_Dataset records_
start
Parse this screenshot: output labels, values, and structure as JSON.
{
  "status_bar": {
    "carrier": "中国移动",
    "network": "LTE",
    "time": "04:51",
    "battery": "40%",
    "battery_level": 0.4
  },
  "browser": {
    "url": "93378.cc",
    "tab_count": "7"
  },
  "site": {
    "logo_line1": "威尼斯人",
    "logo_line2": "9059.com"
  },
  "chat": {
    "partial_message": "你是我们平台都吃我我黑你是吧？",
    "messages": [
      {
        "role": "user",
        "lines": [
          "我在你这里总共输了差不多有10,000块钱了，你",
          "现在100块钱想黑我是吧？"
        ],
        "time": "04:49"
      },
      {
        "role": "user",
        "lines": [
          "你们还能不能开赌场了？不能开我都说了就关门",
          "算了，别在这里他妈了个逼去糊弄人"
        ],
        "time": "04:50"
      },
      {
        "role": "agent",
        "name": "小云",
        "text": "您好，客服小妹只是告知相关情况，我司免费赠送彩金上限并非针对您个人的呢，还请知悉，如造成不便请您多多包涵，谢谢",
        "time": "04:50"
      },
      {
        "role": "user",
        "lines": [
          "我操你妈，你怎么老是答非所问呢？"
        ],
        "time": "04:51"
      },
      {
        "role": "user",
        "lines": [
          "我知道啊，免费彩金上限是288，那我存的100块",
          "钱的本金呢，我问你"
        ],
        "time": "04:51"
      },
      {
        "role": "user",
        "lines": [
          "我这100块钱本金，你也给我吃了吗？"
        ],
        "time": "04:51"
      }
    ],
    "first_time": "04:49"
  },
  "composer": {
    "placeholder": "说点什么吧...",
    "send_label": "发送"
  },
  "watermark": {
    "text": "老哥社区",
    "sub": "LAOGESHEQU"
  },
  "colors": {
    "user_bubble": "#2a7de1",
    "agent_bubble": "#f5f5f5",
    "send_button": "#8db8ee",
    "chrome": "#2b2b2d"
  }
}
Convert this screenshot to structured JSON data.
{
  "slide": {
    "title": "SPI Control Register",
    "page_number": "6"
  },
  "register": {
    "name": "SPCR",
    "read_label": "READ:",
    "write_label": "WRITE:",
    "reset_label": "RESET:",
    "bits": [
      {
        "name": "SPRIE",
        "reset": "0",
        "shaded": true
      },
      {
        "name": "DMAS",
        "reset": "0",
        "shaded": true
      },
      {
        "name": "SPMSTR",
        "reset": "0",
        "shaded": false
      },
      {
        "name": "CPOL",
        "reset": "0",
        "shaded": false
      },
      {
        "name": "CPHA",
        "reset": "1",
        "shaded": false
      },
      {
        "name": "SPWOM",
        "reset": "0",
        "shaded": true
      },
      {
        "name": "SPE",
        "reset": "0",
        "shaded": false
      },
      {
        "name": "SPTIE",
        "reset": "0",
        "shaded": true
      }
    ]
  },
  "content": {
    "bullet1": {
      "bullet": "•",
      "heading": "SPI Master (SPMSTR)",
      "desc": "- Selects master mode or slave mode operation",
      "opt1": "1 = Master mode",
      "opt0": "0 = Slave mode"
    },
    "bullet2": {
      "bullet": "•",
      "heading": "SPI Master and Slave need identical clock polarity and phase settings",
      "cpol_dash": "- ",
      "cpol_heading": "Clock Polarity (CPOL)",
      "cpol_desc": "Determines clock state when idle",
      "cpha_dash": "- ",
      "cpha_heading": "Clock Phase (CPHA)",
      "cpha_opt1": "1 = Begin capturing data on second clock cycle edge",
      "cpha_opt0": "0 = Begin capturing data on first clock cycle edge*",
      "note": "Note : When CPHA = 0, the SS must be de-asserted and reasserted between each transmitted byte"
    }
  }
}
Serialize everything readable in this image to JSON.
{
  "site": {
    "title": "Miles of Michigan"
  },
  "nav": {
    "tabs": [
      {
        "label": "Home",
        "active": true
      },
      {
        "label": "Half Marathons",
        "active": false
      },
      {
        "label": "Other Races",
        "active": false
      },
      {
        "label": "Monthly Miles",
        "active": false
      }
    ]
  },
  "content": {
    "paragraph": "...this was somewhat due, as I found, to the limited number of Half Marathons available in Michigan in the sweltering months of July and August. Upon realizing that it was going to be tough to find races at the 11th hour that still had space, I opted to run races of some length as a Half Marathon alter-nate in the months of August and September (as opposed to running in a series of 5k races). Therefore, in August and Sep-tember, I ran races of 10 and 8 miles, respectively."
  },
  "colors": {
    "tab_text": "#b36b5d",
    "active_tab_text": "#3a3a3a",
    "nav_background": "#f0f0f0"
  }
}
end
_Task details_
Search the listing above for the string "JSON". Copy every line that contains it.

_Response to this exercise_
Parse this screenshot: output labels, values, and structure as JSON.
Convert this screenshot to structured JSON data.
Serialize everything readable in this image to JSON.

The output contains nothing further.